-- START OF Records supplied --

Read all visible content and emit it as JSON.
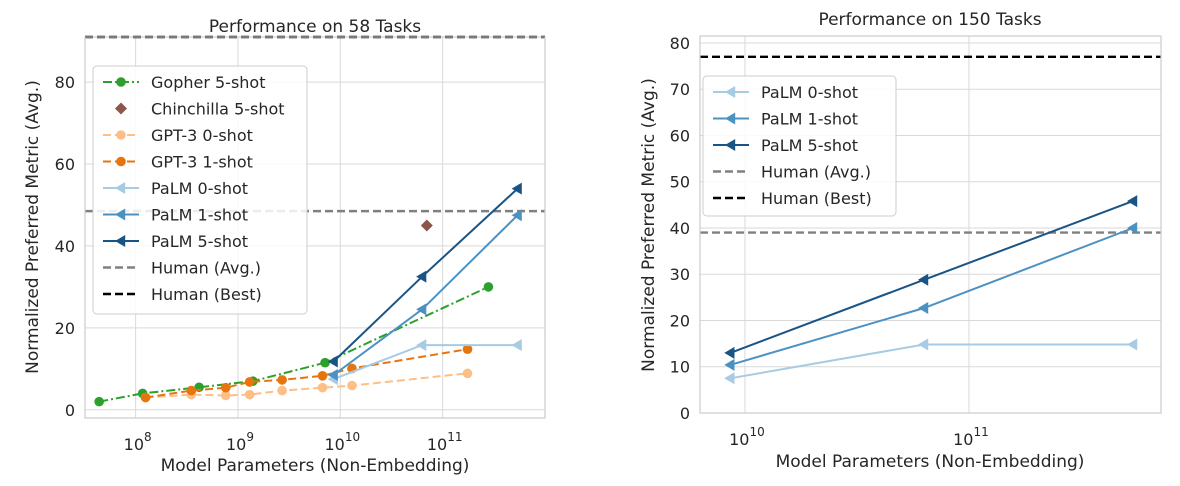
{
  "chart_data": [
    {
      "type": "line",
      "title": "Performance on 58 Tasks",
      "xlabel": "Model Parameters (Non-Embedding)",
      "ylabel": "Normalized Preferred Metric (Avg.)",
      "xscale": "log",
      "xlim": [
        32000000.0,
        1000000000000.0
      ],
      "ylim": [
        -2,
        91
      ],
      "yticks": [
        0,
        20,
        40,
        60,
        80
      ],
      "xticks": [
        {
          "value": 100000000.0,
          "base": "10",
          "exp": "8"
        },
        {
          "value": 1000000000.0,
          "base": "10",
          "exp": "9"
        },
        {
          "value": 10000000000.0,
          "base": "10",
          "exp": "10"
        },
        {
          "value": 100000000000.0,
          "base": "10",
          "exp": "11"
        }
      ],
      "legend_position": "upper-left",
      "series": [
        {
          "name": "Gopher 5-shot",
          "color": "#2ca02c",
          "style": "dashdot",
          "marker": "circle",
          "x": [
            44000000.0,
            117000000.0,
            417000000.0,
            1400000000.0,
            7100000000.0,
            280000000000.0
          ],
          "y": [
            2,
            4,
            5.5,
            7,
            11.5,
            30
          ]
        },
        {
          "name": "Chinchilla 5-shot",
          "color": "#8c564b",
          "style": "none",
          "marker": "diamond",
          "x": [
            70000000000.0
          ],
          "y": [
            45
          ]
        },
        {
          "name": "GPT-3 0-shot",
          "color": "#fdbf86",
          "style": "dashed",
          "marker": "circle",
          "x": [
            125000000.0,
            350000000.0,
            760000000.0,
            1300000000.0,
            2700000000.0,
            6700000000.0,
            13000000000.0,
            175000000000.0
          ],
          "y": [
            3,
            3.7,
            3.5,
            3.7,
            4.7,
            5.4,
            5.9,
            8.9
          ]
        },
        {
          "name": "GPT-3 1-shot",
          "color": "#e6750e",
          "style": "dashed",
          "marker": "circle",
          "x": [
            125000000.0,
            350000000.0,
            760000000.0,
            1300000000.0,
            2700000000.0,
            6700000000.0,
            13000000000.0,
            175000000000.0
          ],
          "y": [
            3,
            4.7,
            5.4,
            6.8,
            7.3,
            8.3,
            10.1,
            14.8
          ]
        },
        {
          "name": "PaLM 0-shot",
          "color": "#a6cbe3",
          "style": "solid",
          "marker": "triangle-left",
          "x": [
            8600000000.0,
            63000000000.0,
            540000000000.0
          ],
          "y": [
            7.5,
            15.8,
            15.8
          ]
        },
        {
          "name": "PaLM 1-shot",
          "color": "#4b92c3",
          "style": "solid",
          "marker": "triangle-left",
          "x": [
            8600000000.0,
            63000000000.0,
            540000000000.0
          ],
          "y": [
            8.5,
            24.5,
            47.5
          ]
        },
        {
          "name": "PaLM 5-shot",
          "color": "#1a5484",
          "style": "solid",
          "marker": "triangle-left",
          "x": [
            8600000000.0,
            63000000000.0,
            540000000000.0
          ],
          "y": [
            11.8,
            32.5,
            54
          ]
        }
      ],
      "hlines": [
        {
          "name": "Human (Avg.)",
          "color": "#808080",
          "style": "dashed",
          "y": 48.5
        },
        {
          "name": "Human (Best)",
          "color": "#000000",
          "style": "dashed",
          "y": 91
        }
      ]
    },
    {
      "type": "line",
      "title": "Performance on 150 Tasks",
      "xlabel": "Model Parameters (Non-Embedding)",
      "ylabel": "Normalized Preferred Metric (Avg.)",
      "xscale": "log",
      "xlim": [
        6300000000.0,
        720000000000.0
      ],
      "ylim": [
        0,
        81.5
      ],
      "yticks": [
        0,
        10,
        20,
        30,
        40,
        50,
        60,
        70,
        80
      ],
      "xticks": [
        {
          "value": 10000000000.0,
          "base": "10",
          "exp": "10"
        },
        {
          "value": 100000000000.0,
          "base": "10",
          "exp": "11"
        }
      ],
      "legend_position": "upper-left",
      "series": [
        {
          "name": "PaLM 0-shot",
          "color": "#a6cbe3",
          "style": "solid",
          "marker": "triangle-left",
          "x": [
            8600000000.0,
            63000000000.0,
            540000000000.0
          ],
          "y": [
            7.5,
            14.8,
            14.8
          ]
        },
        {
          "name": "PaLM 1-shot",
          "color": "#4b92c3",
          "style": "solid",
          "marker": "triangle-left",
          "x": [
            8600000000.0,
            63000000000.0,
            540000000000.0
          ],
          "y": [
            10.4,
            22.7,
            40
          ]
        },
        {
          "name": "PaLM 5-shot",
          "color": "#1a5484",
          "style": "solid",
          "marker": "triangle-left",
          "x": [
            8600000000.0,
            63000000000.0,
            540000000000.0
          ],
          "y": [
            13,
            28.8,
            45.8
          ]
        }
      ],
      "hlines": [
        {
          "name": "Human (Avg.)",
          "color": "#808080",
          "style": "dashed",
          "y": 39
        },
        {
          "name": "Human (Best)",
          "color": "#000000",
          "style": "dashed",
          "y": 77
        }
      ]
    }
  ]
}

-- END OF Records supplied --

Retype every entry verbatim and exclude the pictures from the copy.

Read all visible content and emit it as JSON.
{
  "chart_data": [
    {
      "type": "line",
      "title": "Performance on 58 Tasks",
      "xlabel": "Model Parameters (Non-Embedding)",
      "ylabel": "Normalized Preferred Metric (Avg.)",
      "xscale": "log",
      "xlim": [
        32000000.0,
        1000000000000.0
      ],
      "ylim": [
        -2,
        91
      ],
      "yticks": [
        0,
        20,
        40,
        60,
        80
      ],
      "xticks": [
        {
          "value": 100000000.0,
          "base": "10",
          "exp": "8"
        },
        {
          "value": 1000000000.0,
          "base": "10",
          "exp": "9"
        },
        {
          "value": 10000000000.0,
          "base": "10",
          "exp": "10"
        },
        {
          "value": 100000000000.0,
          "base": "10",
          "exp": "11"
        }
      ],
      "legend_position": "upper-left",
      "series": [
        {
          "name": "Gopher 5-shot",
          "color": "#2ca02c",
          "style": "dashdot",
          "marker": "circle",
          "x": [
            44000000.0,
            117000000.0,
            417000000.0,
            1400000000.0,
            7100000000.0,
            280000000000.0
          ],
          "y": [
            2,
            4,
            5.5,
            7,
            11.5,
            30
          ]
        },
        {
          "name": "Chinchilla 5-shot",
          "color": "#8c564b",
          "style": "none",
          "marker": "diamond",
          "x": [
            70000000000.0
          ],
          "y": [
            45
          ]
        },
        {
          "name": "GPT-3 0-shot",
          "color": "#fdbf86",
          "style": "dashed",
          "marker": "circle",
          "x": [
            125000000.0,
            350000000.0,
            760000000.0,
            1300000000.0,
            2700000000.0,
            6700000000.0,
            13000000000.0,
            175000000000.0
          ],
          "y": [
            3,
            3.7,
            3.5,
            3.7,
            4.7,
            5.4,
            5.9,
            8.9
          ]
        },
        {
          "name": "GPT-3 1-shot",
          "color": "#e6750e",
          "style": "dashed",
          "marker": "circle",
          "x": [
            125000000.0,
            350000000.0,
            760000000.0,
            1300000000.0,
            2700000000.0,
            6700000000.0,
            13000000000.0,
            175000000000.0
          ],
          "y": [
            3,
            4.7,
            5.4,
            6.8,
            7.3,
            8.3,
            10.1,
            14.8
          ]
        },
        {
          "name": "PaLM 0-shot",
          "color": "#a6cbe3",
          "style": "solid",
          "marker": "triangle-left",
          "x": [
            8600000000.0,
            63000000000.0,
            540000000000.0
          ],
          "y": [
            7.5,
            15.8,
            15.8
          ]
        },
        {
          "name": "PaLM 1-shot",
          "color": "#4b92c3",
          "style": "solid",
          "marker": "triangle-left",
          "x": [
            8600000000.0,
            63000000000.0,
            540000000000.0
          ],
          "y": [
            8.5,
            24.5,
            47.5
          ]
        },
        {
          "name": "PaLM 5-shot",
          "color": "#1a5484",
          "style": "solid",
          "marker": "triangle-left",
          "x": [
            8600000000.0,
            63000000000.0,
            540000000000.0
          ],
          "y": [
            11.8,
            32.5,
            54
          ]
        }
      ],
      "hlines": [
        {
          "name": "Human (Avg.)",
          "color": "#808080",
          "style": "dashed",
          "y": 48.5
        },
        {
          "name": "Human (Best)",
          "color": "#000000",
          "style": "dashed",
          "y": 91
        }
      ]
    },
    {
      "type": "line",
      "title": "Performance on 150 Tasks",
      "xlabel": "Model Parameters (Non-Embedding)",
      "ylabel": "Normalized Preferred Metric (Avg.)",
      "xscale": "log",
      "xlim": [
        6300000000.0,
        720000000000.0
      ],
      "ylim": [
        0,
        81.5
      ],
      "yticks": [
        0,
        10,
        20,
        30,
        40,
        50,
        60,
        70,
        80
      ],
      "xticks": [
        {
          "value": 10000000000.0,
          "base": "10",
          "exp": "10"
        },
        {
          "value": 100000000000.0,
          "base": "10",
          "exp": "11"
        }
      ],
      "legend_position": "upper-left",
      "series": [
        {
          "name": "PaLM 0-shot",
          "color": "#a6cbe3",
          "style": "solid",
          "marker": "triangle-left",
          "x": [
            8600000000.0,
            63000000000.0,
            540000000000.0
          ],
          "y": [
            7.5,
            14.8,
            14.8
          ]
        },
        {
          "name": "PaLM 1-shot",
          "color": "#4b92c3",
          "style": "solid",
          "marker": "triangle-left",
          "x": [
            8600000000.0,
            63000000000.0,
            540000000000.0
          ],
          "y": [
            10.4,
            22.7,
            40
          ]
        },
        {
          "name": "PaLM 5-shot",
          "color": "#1a5484",
          "style": "solid",
          "marker": "triangle-left",
          "x": [
            8600000000.0,
            63000000000.0,
            540000000000.0
          ],
          "y": [
            13,
            28.8,
            45.8
          ]
        }
      ],
      "hlines": [
        {
          "name": "Human (Avg.)",
          "color": "#808080",
          "style": "dashed",
          "y": 39
        },
        {
          "name": "Human (Best)",
          "color": "#000000",
          "style": "dashed",
          "y": 77
        }
      ]
    }
  ]
}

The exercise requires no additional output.